### Your goal
Copy out every line of the data below word for word, leaving out the pictures.

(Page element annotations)
-*-

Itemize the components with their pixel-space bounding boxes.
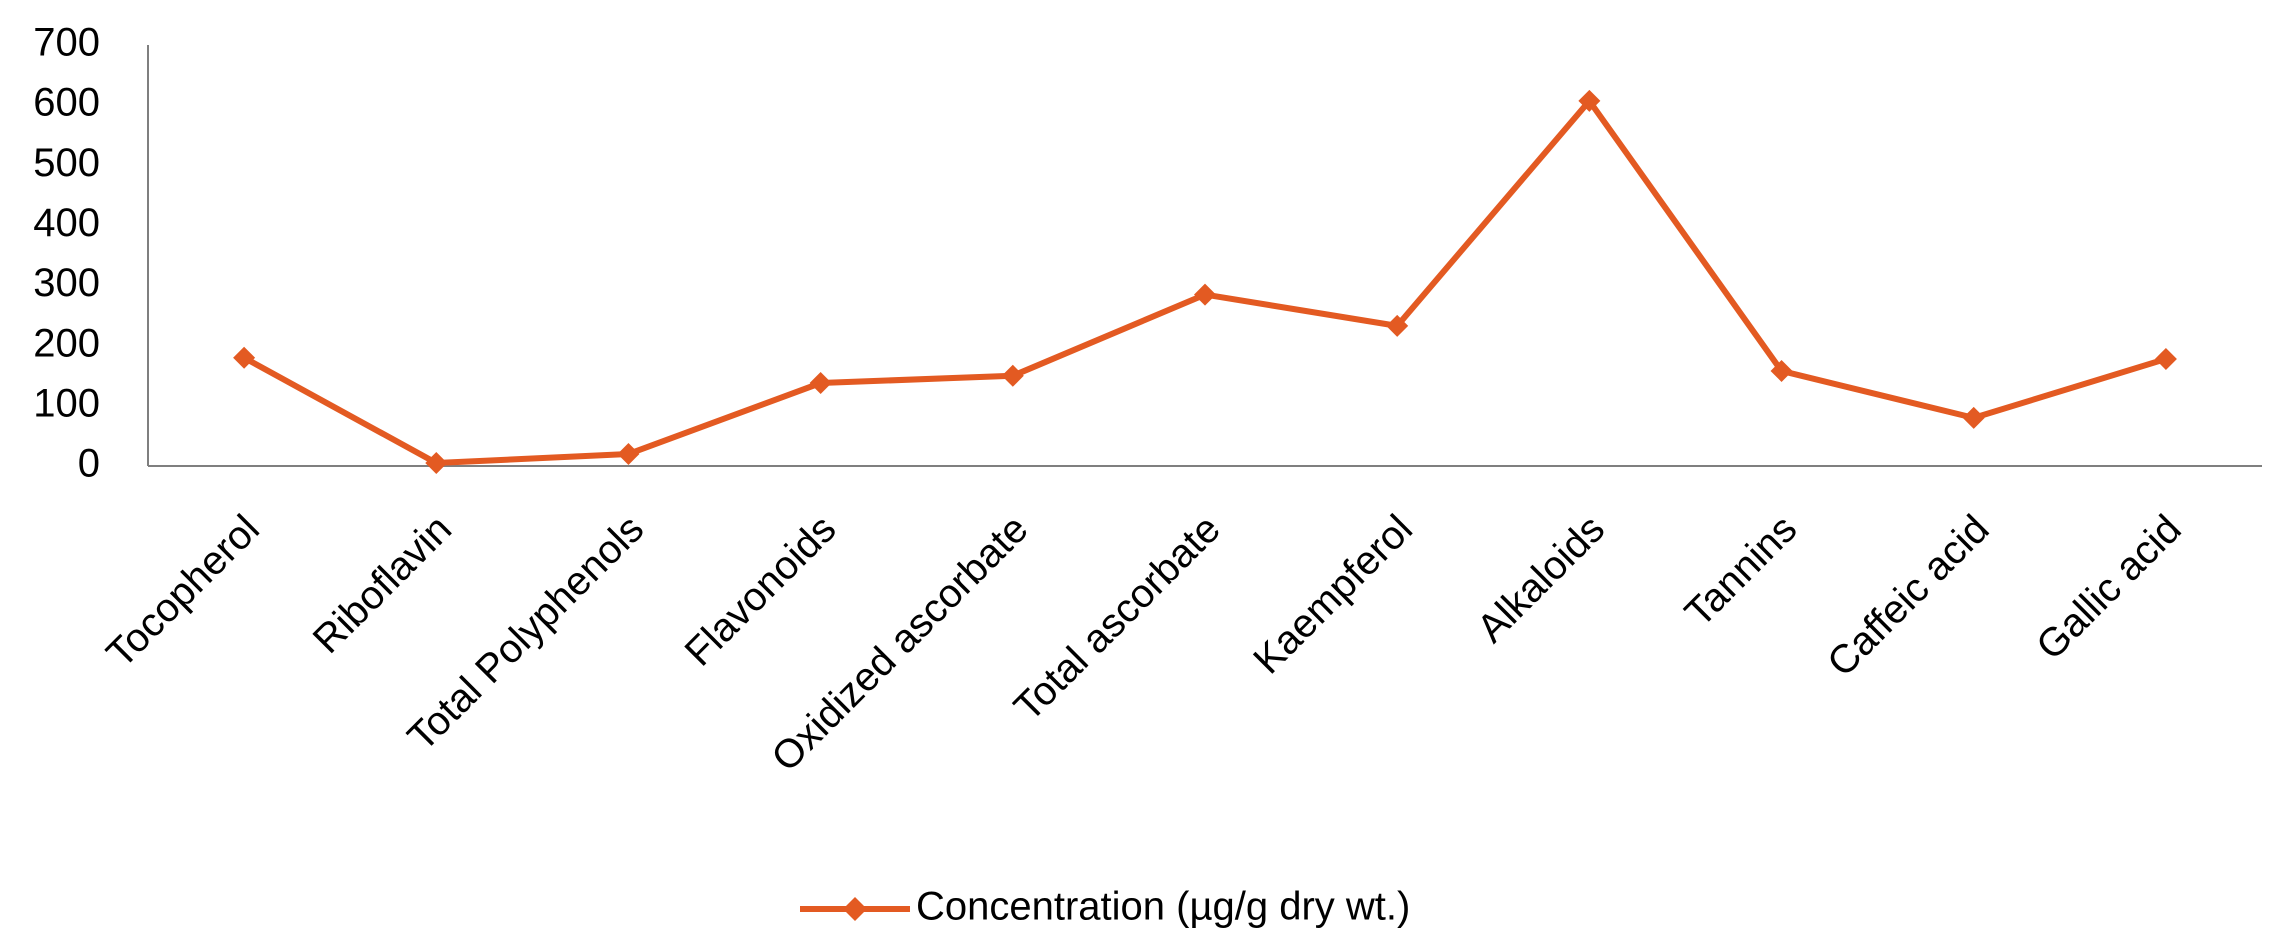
- legend: Concentration (µg/g dry wt.): [800, 885, 1410, 929]
- series-layer: [233, 89, 2177, 474]
- data-point-marker: [809, 372, 832, 395]
- y-tick-label: 600: [33, 81, 100, 125]
- x-category-label: Tannins: [1677, 507, 1806, 636]
- data-point-marker: [1770, 359, 1793, 382]
- data-point-marker: [617, 442, 640, 465]
- data-point-marker: [1962, 406, 1985, 429]
- x-category-label: Total ascorbate: [1006, 507, 1229, 730]
- y-tick-label: 100: [33, 381, 100, 425]
- data-point-marker: [1386, 314, 1409, 337]
- y-axis-tick-labels: 0 100 200 300 400 500 600 700: [33, 21, 100, 486]
- x-category-label: Kaempferol: [1245, 507, 1421, 683]
- data-point-marker: [2154, 347, 2177, 370]
- y-tick-label: 500: [33, 141, 100, 185]
- data-point-marker: [1578, 89, 1601, 112]
- data-point-marker: [233, 346, 256, 369]
- y-tick-label: 200: [33, 321, 100, 365]
- y-tick-label: 300: [33, 261, 100, 305]
- x-category-label: Riboflavin: [305, 507, 460, 662]
- x-category-label: Caffeic acid: [1819, 507, 1997, 685]
- y-tick-label: 700: [33, 21, 100, 65]
- legend-diamond-marker: [843, 897, 867, 921]
- x-category-label: Alkaloids: [1469, 507, 1613, 651]
- y-tick-label: 400: [33, 201, 100, 245]
- x-category-label: Tocopherol: [98, 507, 267, 676]
- data-point-marker: [1194, 283, 1216, 306]
- data-point-marker: [425, 451, 448, 474]
- data-point-marker: [1001, 364, 1024, 387]
- x-category-label: Gallic acid: [2028, 507, 2190, 669]
- series-line: [242, 97, 2167, 466]
- x-category-label: Flavonoids: [677, 507, 845, 675]
- y-tick-label: 0: [78, 442, 100, 486]
- legend-label: Concentration (µg/g dry wt.): [916, 885, 1410, 929]
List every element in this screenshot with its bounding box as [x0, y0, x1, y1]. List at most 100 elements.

-*-

### Answer for this exercise
Itemize the components with their pixel-space bounding boxes.
- legend: Concentration (µg/g dry wt.): [800, 885, 1410, 929]
- series-layer: [233, 89, 2177, 474]
- data-point-marker: [809, 372, 832, 395]
- y-tick-label: 600: [33, 81, 100, 125]
- x-category-label: Tannins: [1677, 507, 1806, 636]
- data-point-marker: [1770, 359, 1793, 382]
- data-point-marker: [617, 442, 640, 465]
- data-point-marker: [1962, 406, 1985, 429]
- x-category-label: Total ascorbate: [1006, 507, 1229, 730]
- y-tick-label: 100: [33, 381, 100, 425]
- data-point-marker: [1386, 314, 1409, 337]
- y-axis-tick-labels: 0 100 200 300 400 500 600 700: [33, 21, 100, 486]
- x-category-label: Kaempferol: [1245, 507, 1421, 683]
- data-point-marker: [2154, 347, 2177, 370]
- y-tick-label: 500: [33, 141, 100, 185]
- data-point-marker: [1578, 89, 1601, 112]
- data-point-marker: [233, 346, 256, 369]
- y-tick-label: 200: [33, 321, 100, 365]
- y-tick-label: 300: [33, 261, 100, 305]
- x-category-label: Riboflavin: [305, 507, 460, 662]
- x-category-label: Caffeic acid: [1819, 507, 1997, 685]
- y-tick-label: 700: [33, 21, 100, 65]
- legend-diamond-marker: [843, 897, 867, 921]
- x-category-label: Alkaloids: [1469, 507, 1613, 651]
- y-tick-label: 400: [33, 201, 100, 245]
- x-category-label: Tocopherol: [98, 507, 267, 676]
- data-point-marker: [1194, 283, 1216, 306]
- data-point-marker: [425, 451, 448, 474]
- data-point-marker: [1001, 364, 1024, 387]
- x-category-label: Gallic acid: [2028, 507, 2190, 669]
- series-line: [242, 97, 2167, 466]
- x-category-label: Flavonoids: [677, 507, 845, 675]
- y-tick-label: 0: [78, 442, 100, 486]
- legend-label: Concentration (µg/g dry wt.): [916, 885, 1410, 929]
List every element in this screenshot with its bounding box as [x0, y0, x1, y1]. List at most 100 elements.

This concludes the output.